- _Provided data_

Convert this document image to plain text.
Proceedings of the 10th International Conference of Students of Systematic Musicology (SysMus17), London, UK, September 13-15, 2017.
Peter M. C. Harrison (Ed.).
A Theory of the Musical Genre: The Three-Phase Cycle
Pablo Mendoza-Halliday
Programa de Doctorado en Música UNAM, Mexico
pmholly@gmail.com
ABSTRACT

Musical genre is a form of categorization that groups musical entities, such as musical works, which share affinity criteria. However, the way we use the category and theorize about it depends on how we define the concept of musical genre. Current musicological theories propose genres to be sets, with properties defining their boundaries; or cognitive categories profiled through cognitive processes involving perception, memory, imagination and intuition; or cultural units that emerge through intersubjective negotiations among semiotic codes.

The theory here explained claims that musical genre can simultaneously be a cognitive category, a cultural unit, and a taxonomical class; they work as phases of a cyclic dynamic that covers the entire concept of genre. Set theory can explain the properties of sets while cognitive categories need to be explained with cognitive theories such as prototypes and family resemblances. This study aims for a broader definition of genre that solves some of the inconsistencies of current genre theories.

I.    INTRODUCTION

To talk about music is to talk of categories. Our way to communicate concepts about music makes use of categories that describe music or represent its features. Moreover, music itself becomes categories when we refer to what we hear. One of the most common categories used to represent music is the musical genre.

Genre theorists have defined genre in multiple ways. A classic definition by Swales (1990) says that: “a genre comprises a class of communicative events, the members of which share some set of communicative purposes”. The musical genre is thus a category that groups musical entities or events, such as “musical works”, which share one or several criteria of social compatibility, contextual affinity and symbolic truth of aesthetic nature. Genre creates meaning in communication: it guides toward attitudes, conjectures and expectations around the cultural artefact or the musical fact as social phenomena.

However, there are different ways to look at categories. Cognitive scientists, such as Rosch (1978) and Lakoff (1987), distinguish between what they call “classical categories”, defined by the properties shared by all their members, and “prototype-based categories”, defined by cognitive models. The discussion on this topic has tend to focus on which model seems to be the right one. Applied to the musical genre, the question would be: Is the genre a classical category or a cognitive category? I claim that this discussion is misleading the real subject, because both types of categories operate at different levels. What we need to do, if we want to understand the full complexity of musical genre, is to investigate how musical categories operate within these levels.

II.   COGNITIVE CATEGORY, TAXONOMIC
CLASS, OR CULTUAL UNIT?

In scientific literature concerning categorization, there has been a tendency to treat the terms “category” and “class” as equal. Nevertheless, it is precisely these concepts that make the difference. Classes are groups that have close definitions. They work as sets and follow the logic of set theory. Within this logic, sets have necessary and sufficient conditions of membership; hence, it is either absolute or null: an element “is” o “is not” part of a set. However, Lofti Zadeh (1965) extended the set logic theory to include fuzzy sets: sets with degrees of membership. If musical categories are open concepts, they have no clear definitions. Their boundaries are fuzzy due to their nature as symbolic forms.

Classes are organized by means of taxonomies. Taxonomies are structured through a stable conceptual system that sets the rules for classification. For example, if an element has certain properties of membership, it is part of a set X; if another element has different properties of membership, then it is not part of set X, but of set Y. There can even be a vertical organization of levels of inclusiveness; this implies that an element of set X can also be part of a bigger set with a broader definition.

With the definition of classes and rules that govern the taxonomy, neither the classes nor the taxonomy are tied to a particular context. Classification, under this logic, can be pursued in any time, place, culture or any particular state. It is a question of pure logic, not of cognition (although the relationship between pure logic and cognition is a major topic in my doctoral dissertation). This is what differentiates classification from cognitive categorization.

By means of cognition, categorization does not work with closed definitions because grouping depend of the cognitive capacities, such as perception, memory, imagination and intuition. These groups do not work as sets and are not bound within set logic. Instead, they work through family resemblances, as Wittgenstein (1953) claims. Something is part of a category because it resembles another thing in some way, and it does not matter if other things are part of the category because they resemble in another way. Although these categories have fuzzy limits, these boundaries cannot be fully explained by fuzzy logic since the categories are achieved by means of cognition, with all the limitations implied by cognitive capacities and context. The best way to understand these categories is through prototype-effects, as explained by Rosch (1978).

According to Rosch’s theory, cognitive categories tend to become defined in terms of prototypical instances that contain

- _The exercise_
Reproduce the full listing exactly.

- _Reply_
Convert this document image to plain text.
Proceedings of the 10th International Conference of Students of Systematic Musicology (SysMus17), London, UK, September 13-15, 2017.
Peter M. C. Harrison (Ed.).
A Theory of the Musical Genre: The Three-Phase Cycle
Pablo Mendoza-Halliday
Programa de Doctorado en Música UNAM, Mexico
pmholly@gmail.com
ABSTRACT

Musical genre is a form of categorization that groups musical entities, such as musical works, which share affinity criteria. However, the way we use the category and theorize about it depends on how we define the concept of musical genre. Current musicological theories propose genres to be sets, with properties defining their boundaries; or cognitive categories profiled through cognitive processes involving perception, memory, imagination and intuition; or cultural units that emerge through intersubjective negotiations among semiotic codes.

The theory here explained claims that musical genre can simultaneously be a cognitive category, a cultural unit, and a taxonomical class; they work as phases of a cyclic dynamic that covers the entire concept of genre. Set theory can explain the properties of sets while cognitive categories need to be explained with cognitive theories such as prototypes and family resemblances. This study aims for a broader definition of genre that solves some of the inconsistencies of current genre theories.

I.    INTRODUCTION

To talk about music is to talk of categories. Our way to communicate concepts about music makes use of categories that describe music or represent its features. Moreover, music itself becomes categories when we refer to what we hear. One of the most common categories used to represent music is the musical genre.

Genre theorists have defined genre in multiple ways. A classic definition by Swales (1990) says that: “a genre comprises a class of communicative events, the members of which share some set of communicative purposes”. The musical genre is thus a category that groups musical entities or events, such as “musical works”, which share one or several criteria of social compatibility, contextual affinity and symbolic truth of aesthetic nature. Genre creates meaning in communication: it guides toward attitudes, conjectures and expectations around the cultural artefact or the musical fact as social phenomena.

However, there are different ways to look at categories. Cognitive scientists, such as Rosch (1978) and Lakoff (1987), distinguish between what they call “classical categories”, defined by the properties shared by all their members, and “prototype-based categories”, defined by cognitive models. The discussion on this topic has tend to focus on which model seems to be the right one. Applied to the musical genre, the question would be: Is the genre a classical category or a cognitive category? I claim that this discussion is misleading the real subject, because both types of categories operate at different levels. What we need to do, if we want to understand the full complexity of musical genre, is to investigate how musical categories operate within these levels.

II.   COGNITIVE CATEGORY, TAXONOMIC
CLASS, OR CULTUAL UNIT?

In scientific literature concerning categorization, there has been a tendency to treat the terms “category” and “class” as equal. Nevertheless, it is precisely these concepts that make the difference. Classes are groups that have close definitions. They work as sets and follow the logic of set theory. Within this logic, sets have necessary and sufficient conditions of membership; hence, it is either absolute or null: an element “is” o “is not” part of a set. However, Lofti Zadeh (1965) extended the set logic theory to include fuzzy sets: sets with degrees of membership. If musical categories are open concepts, they have no clear definitions. Their boundaries are fuzzy due to their nature as symbolic forms.

Classes are organized by means of taxonomies. Taxonomies are structured through a stable conceptual system that sets the rules for classification. For example, if an element has certain properties of membership, it is part of a set X; if another element has different properties of membership, then it is not part of set X, but of set Y. There can even be a vertical organization of levels of inclusiveness; this implies that an element of set X can also be part of a bigger set with a broader definition.

With the definition of classes and rules that govern the taxonomy, neither the classes nor the taxonomy are tied to a particular context. Classification, under this logic, can be pursued in any time, place, culture or any particular state. It is a question of pure logic, not of cognition (although the relationship between pure logic and cognition is a major topic in my doctoral dissertation). This is what differentiates classification from cognitive categorization.

By means of cognition, categorization does not work with closed definitions because grouping depend of the cognitive capacities, such as perception, memory, imagination and intuition. These groups do not work as sets and are not bound within set logic. Instead, they work through family resemblances, as Wittgenstein (1953) claims. Something is part of a category because it resembles another thing in some way, and it does not matter if other things are part of the category because they resemble in another way. Although these categories have fuzzy limits, these boundaries cannot be fully explained by fuzzy logic since the categories are achieved by means of cognition, with all the limitations implied by cognitive capacities and context. The best way to understand these categories is through prototype-effects, as explained by Rosch (1978).

According to Rosch’s theory, cognitive categories tend to become defined in terms of prototypical instances that contain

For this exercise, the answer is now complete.